### Your instructions
Print every line of the items below verbatim, from the first item through the last.

### Entries
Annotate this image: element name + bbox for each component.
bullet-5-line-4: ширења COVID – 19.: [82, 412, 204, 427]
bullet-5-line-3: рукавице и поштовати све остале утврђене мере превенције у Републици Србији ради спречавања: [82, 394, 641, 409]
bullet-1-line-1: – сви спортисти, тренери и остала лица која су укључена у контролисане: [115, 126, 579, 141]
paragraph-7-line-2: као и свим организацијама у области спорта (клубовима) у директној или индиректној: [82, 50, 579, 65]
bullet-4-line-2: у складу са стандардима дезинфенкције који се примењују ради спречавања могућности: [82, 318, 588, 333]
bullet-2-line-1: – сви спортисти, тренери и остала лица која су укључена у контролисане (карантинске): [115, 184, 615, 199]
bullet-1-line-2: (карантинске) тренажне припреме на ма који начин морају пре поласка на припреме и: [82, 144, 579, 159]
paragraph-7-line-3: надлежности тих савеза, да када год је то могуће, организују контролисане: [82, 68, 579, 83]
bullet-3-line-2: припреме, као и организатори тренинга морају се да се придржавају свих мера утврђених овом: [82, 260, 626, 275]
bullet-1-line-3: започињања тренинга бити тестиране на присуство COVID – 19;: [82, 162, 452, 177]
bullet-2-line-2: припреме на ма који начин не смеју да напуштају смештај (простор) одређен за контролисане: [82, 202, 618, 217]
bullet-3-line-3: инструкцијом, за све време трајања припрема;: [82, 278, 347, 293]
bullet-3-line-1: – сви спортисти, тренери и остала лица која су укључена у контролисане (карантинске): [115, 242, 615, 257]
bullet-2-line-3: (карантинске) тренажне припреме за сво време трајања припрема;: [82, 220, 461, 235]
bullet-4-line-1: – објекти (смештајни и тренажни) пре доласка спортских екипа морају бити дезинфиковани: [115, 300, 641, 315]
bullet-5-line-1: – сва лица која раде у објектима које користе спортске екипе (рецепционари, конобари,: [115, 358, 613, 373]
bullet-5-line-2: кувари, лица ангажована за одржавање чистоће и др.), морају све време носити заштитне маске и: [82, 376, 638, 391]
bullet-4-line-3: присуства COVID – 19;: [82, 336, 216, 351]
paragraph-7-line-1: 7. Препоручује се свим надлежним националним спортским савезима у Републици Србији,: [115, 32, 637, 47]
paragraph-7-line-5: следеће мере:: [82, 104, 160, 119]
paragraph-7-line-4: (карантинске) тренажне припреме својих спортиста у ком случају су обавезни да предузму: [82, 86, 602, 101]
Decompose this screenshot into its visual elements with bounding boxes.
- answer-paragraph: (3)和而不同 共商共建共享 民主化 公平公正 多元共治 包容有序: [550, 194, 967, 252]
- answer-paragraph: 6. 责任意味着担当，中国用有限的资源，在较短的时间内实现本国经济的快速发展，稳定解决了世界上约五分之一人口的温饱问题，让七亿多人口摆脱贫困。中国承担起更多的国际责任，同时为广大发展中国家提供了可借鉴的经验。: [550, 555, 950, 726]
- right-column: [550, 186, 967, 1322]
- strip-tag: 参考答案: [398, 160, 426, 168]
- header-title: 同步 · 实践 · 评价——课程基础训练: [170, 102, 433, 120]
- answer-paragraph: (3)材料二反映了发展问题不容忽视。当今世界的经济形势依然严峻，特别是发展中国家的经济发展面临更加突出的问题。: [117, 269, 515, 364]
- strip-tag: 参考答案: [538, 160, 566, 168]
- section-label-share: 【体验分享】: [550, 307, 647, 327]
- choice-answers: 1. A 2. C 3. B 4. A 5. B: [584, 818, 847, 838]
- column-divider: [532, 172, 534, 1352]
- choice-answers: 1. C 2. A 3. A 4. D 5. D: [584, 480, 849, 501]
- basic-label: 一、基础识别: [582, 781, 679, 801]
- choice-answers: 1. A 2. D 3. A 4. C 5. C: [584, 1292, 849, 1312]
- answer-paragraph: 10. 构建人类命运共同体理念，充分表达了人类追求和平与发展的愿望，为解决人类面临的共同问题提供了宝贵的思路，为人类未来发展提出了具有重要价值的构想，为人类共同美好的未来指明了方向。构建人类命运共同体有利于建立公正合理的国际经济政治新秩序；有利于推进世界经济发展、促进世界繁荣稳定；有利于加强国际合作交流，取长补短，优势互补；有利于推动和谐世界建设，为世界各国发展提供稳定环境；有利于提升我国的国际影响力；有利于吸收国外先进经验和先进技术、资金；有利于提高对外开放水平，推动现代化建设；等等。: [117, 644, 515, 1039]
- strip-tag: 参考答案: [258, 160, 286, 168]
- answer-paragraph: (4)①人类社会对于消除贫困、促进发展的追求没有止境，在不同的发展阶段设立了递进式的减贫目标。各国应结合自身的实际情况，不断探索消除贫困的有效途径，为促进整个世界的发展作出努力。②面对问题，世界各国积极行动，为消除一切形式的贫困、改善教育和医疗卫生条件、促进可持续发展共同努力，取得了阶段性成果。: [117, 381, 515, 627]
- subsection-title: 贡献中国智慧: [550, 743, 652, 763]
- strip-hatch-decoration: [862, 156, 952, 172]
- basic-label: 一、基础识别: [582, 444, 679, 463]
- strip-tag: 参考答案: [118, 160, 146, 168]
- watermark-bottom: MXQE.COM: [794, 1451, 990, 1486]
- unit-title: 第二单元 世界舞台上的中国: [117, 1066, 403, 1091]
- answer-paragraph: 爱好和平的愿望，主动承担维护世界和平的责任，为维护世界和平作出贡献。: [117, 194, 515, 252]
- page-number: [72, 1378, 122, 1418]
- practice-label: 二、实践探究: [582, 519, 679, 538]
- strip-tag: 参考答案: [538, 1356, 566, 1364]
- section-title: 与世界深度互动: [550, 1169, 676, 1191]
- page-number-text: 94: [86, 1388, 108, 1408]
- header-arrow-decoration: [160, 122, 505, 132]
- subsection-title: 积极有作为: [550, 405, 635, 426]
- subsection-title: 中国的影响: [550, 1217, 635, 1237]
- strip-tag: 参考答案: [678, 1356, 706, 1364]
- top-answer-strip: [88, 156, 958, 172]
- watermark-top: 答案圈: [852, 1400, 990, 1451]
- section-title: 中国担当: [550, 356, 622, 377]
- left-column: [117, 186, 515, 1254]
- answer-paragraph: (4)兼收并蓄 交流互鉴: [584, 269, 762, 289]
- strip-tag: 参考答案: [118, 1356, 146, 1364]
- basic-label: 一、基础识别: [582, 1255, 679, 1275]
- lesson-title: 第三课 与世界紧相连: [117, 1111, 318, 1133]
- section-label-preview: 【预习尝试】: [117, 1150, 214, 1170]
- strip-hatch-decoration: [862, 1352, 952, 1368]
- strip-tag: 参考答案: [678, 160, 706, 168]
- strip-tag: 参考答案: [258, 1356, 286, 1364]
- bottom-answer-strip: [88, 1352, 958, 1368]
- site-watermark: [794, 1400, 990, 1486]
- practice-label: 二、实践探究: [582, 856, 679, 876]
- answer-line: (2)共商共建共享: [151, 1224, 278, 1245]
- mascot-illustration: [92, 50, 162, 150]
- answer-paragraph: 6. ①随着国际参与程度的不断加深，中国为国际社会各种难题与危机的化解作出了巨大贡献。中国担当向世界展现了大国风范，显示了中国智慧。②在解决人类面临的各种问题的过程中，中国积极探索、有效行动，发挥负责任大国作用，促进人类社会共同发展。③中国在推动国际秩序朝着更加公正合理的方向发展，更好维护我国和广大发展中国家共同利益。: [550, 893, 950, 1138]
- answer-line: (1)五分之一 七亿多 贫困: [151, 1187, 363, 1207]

### Solution
Annotate this image: element name + bbox for each component.
bullet-5-line-4: ширења COVID – 19.: [82, 412, 204, 427]
bullet-5-line-3: рукавице и поштовати све остале утврђене мере превенције у Републици Србији ради спречавања: [82, 394, 641, 409]
bullet-1-line-1: – сви спортисти, тренери и остала лица која су укључена у контролисане: [115, 126, 579, 141]
paragraph-7-line-2: као и свим организацијама у области спорта (клубовима) у директној или индиректној: [82, 50, 579, 65]
bullet-4-line-2: у складу са стандардима дезинфенкције који се примењују ради спречавања могућности: [82, 318, 588, 333]
bullet-2-line-1: – сви спортисти, тренери и остала лица која су укључена у контролисане (карантинске): [115, 184, 615, 199]
bullet-1-line-2: (карантинске) тренажне припреме на ма који начин морају пре поласка на припреме и: [82, 144, 579, 159]
paragraph-7-line-3: надлежности тих савеза, да када год је то могуће, организују контролисане: [82, 68, 579, 83]
bullet-3-line-2: припреме, као и организатори тренинга морају се да се придржавају свих мера утврђених овом: [82, 260, 626, 275]
bullet-1-line-3: започињања тренинга бити тестиране на присуство COVID – 19;: [82, 162, 452, 177]
bullet-2-line-2: припреме на ма који начин не смеју да напуштају смештај (простор) одређен за контролисане: [82, 202, 618, 217]
bullet-3-line-3: инструкцијом, за све време трајања припрема;: [82, 278, 347, 293]
bullet-3-line-1: – сви спортисти, тренери и остала лица која су укључена у контролисане (карантинске): [115, 242, 615, 257]
bullet-2-line-3: (карантинске) тренажне припреме за сво време трајања припрема;: [82, 220, 461, 235]
bullet-4-line-1: – објекти (смештајни и тренажни) пре доласка спортских екипа морају бити дезинфиковани: [115, 300, 641, 315]
bullet-5-line-1: – сва лица која раде у објектима које користе спортске екипе (рецепционари, конобари,: [115, 358, 613, 373]
bullet-5-line-2: кувари, лица ангажована за одржавање чистоће и др.), морају све време носити заштитне маске и: [82, 376, 638, 391]
bullet-4-line-3: присуства COVID – 19;: [82, 336, 216, 351]
paragraph-7-line-1: 7. Препоручује се свим надлежним националним спортским савезима у Републици Србији,: [115, 32, 637, 47]
paragraph-7-line-5: следеће мере:: [82, 104, 160, 119]
paragraph-7-line-4: (карантинске) тренажне припреме својих спортиста у ком случају су обавезни да предузму: [82, 86, 602, 101]
Decompose this screenshot into its visual elements with bounding boxes.
- answer-paragraph: (3)和而不同 共商共建共享 民主化 公平公正 多元共治 包容有序: [550, 194, 967, 252]
- answer-paragraph: 6. 责任意味着担当，中国用有限的资源，在较短的时间内实现本国经济的快速发展，稳定解决了世界上约五分之一人口的温饱问题，让七亿多人口摆脱贫困。中国承担起更多的国际责任，同时为广大发展中国家提供了可借鉴的经验。: [550, 555, 950, 726]
- right-column: [550, 186, 967, 1322]
- strip-tag: 参考答案: [398, 160, 426, 168]
- header-title: 同步 · 实践 · 评价——课程基础训练: [170, 102, 433, 120]
- answer-paragraph: (3)材料二反映了发展问题不容忽视。当今世界的经济形势依然严峻，特别是发展中国家的经济发展面临更加突出的问题。: [117, 269, 515, 364]
- strip-tag: 参考答案: [538, 160, 566, 168]
- section-label-share: 【体验分享】: [550, 307, 647, 327]
- choice-answers: 1. A 2. C 3. B 4. A 5. B: [584, 818, 847, 838]
- column-divider: [532, 172, 534, 1352]
- choice-answers: 1. C 2. A 3. A 4. D 5. D: [584, 480, 849, 501]
- basic-label: 一、基础识别: [582, 781, 679, 801]
- choice-answers: 1. A 2. D 3. A 4. C 5. C: [584, 1292, 849, 1312]
- answer-paragraph: 10. 构建人类命运共同体理念，充分表达了人类追求和平与发展的愿望，为解决人类面临的共同问题提供了宝贵的思路，为人类未来发展提出了具有重要价值的构想，为人类共同美好的未来指明了方向。构建人类命运共同体有利于建立公正合理的国际经济政治新秩序；有利于推进世界经济发展、促进世界繁荣稳定；有利于加强国际合作交流，取长补短，优势互补；有利于推动和谐世界建设，为世界各国发展提供稳定环境；有利于提升我国的国际影响力；有利于吸收国外先进经验和先进技术、资金；有利于提高对外开放水平，推动现代化建设；等等。: [117, 644, 515, 1039]
- strip-tag: 参考答案: [258, 160, 286, 168]
- answer-paragraph: (4)①人类社会对于消除贫困、促进发展的追求没有止境，在不同的发展阶段设立了递进式的减贫目标。各国应结合自身的实际情况，不断探索消除贫困的有效途径，为促进整个世界的发展作出努力。②面对问题，世界各国积极行动，为消除一切形式的贫困、改善教育和医疗卫生条件、促进可持续发展共同努力，取得了阶段性成果。: [117, 381, 515, 627]
- subsection-title: 贡献中国智慧: [550, 743, 652, 763]
- strip-hatch-decoration: [862, 156, 952, 172]
- basic-label: 一、基础识别: [582, 444, 679, 463]
- strip-tag: 参考答案: [118, 160, 146, 168]
- watermark-bottom: MXQE.COM: [794, 1451, 990, 1486]
- unit-title: 第二单元 世界舞台上的中国: [117, 1066, 403, 1091]
- answer-paragraph: 爱好和平的愿望，主动承担维护世界和平的责任，为维护世界和平作出贡献。: [117, 194, 515, 252]
- page-number: [72, 1378, 122, 1418]
- practice-label: 二、实践探究: [582, 519, 679, 538]
- strip-tag: 参考答案: [538, 1356, 566, 1364]
- section-title: 与世界深度互动: [550, 1169, 676, 1191]
- page-number-text: 94: [86, 1388, 108, 1408]
- header-arrow-decoration: [160, 122, 505, 132]
- subsection-title: 积极有作为: [550, 405, 635, 426]
- subsection-title: 中国的影响: [550, 1217, 635, 1237]
- strip-tag: 参考答案: [678, 1356, 706, 1364]
- top-answer-strip: [88, 156, 958, 172]
- watermark-top: 答案圈: [852, 1400, 990, 1451]
- section-title: 中国担当: [550, 356, 622, 377]
- left-column: [117, 186, 515, 1254]
- answer-paragraph: (4)兼收并蓄 交流互鉴: [584, 269, 762, 289]
- strip-tag: 参考答案: [118, 1356, 146, 1364]
- basic-label: 一、基础识别: [582, 1255, 679, 1275]
- lesson-title: 第三课 与世界紧相连: [117, 1111, 318, 1133]
- section-label-preview: 【预习尝试】: [117, 1150, 214, 1170]
- strip-hatch-decoration: [862, 1352, 952, 1368]
- strip-tag: 参考答案: [678, 160, 706, 168]
- strip-tag: 参考答案: [258, 1356, 286, 1364]
- bottom-answer-strip: [88, 1352, 958, 1368]
- site-watermark: [794, 1400, 990, 1486]
- practice-label: 二、实践探究: [582, 856, 679, 876]
- answer-line: (2)共商共建共享: [151, 1224, 278, 1245]
- mascot-illustration: [92, 50, 162, 150]
- answer-paragraph: 6. ①随着国际参与程度的不断加深，中国为国际社会各种难题与危机的化解作出了巨大贡献。中国担当向世界展现了大国风范，显示了中国智慧。②在解决人类面临的各种问题的过程中，中国积极探索、有效行动，发挥负责任大国作用，促进人类社会共同发展。③中国在推动国际秩序朝着更加公正合理的方向发展，更好维护我国和广大发展中国家共同利益。: [550, 893, 950, 1138]
- answer-line: (1)五分之一 七亿多 贫困: [151, 1187, 363, 1207]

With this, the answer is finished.